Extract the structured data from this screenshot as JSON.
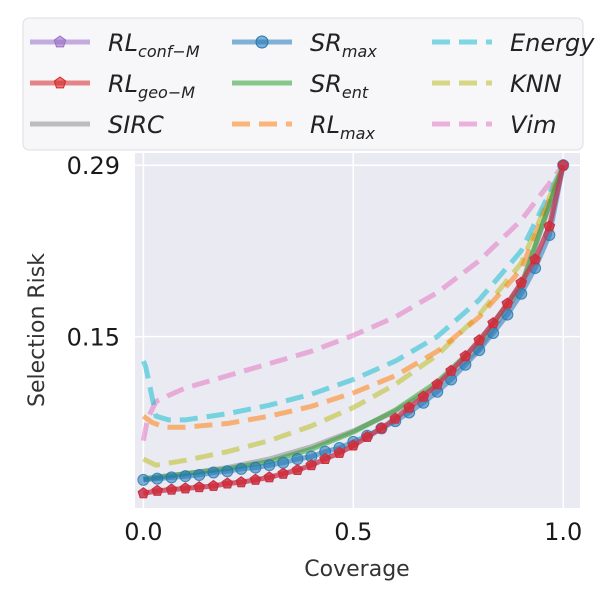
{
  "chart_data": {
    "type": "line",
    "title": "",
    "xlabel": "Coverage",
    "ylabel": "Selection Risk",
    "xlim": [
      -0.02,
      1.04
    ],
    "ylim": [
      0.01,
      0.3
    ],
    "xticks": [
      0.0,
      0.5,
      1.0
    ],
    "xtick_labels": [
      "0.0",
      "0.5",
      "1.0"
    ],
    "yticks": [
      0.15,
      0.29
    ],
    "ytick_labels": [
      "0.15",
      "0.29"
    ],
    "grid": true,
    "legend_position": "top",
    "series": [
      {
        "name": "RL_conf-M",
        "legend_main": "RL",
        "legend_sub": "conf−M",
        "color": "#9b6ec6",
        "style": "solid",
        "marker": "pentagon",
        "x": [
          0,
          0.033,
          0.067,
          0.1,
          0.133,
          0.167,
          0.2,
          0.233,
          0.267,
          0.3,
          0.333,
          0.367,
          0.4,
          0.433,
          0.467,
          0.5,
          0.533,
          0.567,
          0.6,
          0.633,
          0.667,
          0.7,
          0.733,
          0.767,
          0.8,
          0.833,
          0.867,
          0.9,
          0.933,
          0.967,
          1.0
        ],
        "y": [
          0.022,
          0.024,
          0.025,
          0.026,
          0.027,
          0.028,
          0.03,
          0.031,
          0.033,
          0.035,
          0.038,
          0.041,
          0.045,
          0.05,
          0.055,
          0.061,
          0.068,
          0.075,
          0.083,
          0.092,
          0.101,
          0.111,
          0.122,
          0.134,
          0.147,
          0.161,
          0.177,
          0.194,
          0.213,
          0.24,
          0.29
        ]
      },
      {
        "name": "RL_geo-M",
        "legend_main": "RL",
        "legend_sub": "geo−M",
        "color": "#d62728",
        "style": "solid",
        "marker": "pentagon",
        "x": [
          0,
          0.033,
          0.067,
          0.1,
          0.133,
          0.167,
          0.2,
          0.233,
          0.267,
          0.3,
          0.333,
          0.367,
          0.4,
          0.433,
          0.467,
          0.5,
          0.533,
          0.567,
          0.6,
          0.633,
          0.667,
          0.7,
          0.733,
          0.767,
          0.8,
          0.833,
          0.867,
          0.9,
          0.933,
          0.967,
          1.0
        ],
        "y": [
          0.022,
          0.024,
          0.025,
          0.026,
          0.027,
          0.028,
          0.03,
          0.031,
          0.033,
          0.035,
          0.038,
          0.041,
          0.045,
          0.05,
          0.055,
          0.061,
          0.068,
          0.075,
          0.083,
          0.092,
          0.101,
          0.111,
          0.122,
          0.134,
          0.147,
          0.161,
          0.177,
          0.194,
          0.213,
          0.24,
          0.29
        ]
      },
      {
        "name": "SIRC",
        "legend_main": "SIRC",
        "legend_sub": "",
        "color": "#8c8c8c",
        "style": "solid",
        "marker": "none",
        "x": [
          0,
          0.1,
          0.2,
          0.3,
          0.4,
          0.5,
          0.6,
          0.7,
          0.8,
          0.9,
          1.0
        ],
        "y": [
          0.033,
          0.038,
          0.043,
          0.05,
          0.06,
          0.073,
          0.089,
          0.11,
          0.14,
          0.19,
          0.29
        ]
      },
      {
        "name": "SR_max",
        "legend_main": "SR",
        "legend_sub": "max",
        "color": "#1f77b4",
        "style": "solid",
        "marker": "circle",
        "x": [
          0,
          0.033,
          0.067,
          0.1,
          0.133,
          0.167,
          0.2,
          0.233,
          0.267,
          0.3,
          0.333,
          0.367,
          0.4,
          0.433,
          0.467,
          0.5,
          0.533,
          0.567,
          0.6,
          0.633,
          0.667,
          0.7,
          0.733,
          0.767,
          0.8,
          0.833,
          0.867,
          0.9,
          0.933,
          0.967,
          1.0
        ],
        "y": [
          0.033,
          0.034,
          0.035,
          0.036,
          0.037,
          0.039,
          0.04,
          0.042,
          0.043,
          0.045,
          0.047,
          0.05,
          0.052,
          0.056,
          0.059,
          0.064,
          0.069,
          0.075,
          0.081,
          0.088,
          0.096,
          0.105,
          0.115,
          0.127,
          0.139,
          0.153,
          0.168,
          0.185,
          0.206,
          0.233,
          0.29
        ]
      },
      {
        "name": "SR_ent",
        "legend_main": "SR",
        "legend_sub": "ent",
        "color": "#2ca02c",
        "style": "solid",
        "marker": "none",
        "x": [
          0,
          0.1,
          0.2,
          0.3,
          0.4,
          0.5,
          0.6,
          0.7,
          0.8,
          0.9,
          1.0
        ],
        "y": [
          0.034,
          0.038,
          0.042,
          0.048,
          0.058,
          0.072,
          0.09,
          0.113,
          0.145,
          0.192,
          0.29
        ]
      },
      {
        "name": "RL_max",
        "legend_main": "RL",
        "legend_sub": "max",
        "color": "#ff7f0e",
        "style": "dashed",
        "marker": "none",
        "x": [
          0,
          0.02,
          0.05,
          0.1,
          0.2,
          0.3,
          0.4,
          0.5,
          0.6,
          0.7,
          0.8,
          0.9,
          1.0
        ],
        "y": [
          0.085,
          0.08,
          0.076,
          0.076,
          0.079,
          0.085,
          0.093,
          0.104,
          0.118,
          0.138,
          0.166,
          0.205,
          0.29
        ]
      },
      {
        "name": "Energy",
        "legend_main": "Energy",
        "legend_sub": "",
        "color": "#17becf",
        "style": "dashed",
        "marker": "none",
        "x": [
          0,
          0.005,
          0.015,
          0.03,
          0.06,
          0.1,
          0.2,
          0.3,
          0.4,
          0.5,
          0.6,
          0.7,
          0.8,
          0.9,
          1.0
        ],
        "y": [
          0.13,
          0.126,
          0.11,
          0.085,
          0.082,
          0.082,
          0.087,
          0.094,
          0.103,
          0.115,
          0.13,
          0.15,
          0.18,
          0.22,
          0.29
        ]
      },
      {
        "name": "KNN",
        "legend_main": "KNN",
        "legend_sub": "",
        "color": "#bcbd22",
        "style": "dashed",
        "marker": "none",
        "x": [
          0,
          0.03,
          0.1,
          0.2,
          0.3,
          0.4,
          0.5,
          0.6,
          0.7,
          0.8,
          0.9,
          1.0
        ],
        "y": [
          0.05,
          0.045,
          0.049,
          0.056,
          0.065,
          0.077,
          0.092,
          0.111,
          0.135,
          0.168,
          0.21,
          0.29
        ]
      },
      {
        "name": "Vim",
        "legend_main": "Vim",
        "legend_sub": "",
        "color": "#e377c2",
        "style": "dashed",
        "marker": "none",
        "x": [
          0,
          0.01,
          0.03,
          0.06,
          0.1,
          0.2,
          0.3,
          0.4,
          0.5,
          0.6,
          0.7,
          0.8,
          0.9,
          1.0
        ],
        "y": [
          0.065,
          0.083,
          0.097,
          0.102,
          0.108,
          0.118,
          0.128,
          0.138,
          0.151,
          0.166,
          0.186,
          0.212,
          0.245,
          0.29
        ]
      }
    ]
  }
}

----------

_Your goal_: State how many lines above include the word "name", and nothing more.

_Task answer_: 9